▶ СТАТЬЯ
# Библиотеки

In [1]:
# !pip install catboost

In [2]:
# !pip install ipywidgets

In [3]:
import pandas as pd
import numpy as np

from catboost import Pool, CatBoostRegressor

from sklearn.model_selection import train_test_split

# Данные

## Грузим

In [4]:
features_to_drop = ['description', 
                    'sell_id',
                   ]

X = pd.read_csv('train_preprocessed.csv').drop(columns='price').drop(columns=features_to_drop)
y = pd.read_csv('train_preprocessed.csv', usecols=['price'])

X_test = pd.read_csv('test_preprocessed.csv').drop(columns='price').drop(columns=features_to_drop)

In [5]:
X.sample(1).T

Unnamed: 0,4326
body_type,внедорожник
brand,BMW
color,красный
engine_displacement,3.0
engine_power,510
fuel_type,бензин
mileage,2965
model_year,2019
n_doors,5
production_year,2019


In [6]:
X.columns

Index(['body_type', 'brand', 'color', 'engine_displacement', 'engine_power',
       'fuel_type', 'mileage', 'model_year', 'n_doors', 'production_year',
       'vehicle_transmission', 'n_owners', 'ti_own', 'drive_type',
       'is_original_techpass', 'is_lefthand_drive', 'full_model_name'],
      dtype='object')

▶ МАТЕРИАЛ
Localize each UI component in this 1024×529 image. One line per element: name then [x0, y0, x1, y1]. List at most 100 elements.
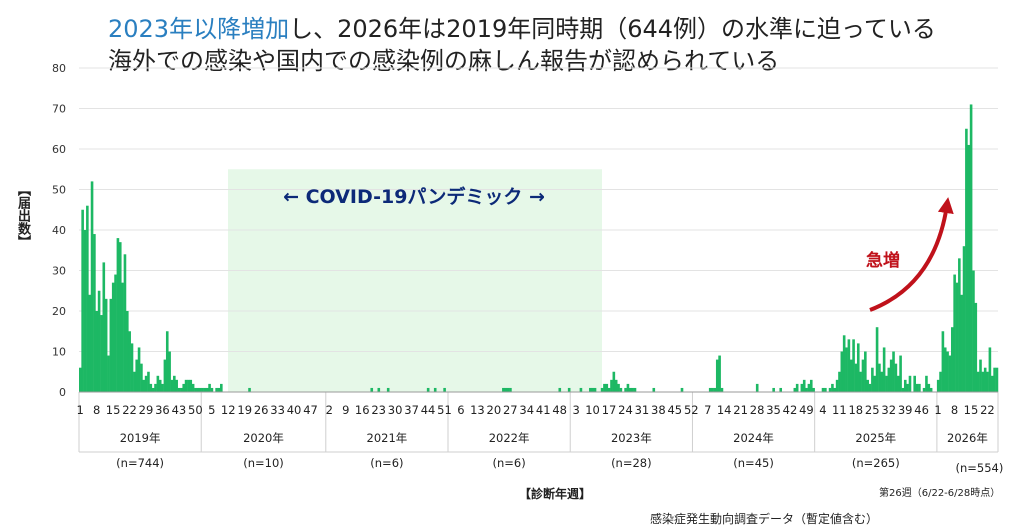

▶ ЗАДАНИЯ
a – Какие столбцы статья о модели цен на автомобили убирает из признаков через список features_to_drop?
b – Продолжите статью о модели цен на автомобили, начиная сразу после последнего показанного вывода.

▶ ОТВЕТЫ К ЗАДАНИЯМ
a – Столбцы description и sell_id.

b –
In [7]:
# категориальные признаки
cat_features_list = ['body_type', 
                     'brand', 
                     'color', 
                     'fuel_type', 
                     'n_doors', 
                     'vehicle_transmission', 
                     'drive_type', 
                     'n_owners', 
                     'is_original_techpass', 
                     'is_lefthand_drive', 
                     'full_model_name',
                    ]

In [8]:
# посмотрим сколько уникальных значений по кат-признакам
pd.concat([X, X_test])[cat_features_list].nunique()
# full_model_name точно будет слишком накладно делать one-hot, остальное можно проверить

body_type                11
brand                     3
color                    16
fuel_type                 4
n_doors                   4
vehicle_transmission      4
drive_type                3
n_owners                  4
is_original_techpass      2
is_lefthand_drive         2
full_model_name         122
dtype: int64

## Делим для обучения

In [9]:
# разделим на обучающую и валидационную
# test_size = 0.2
# seed = 73
# X_train, X_valid, y_train, y_valid = train_test_split(X, y, test_size=test_size, random_state=seed)
# print(X_train.shape, y_train.shape)
# print(X_valid.shape, y_valid.shape)

In [10]:
# готовим для CatBoost
full_pool = Pool(X, y, cat_features=cat_features_list)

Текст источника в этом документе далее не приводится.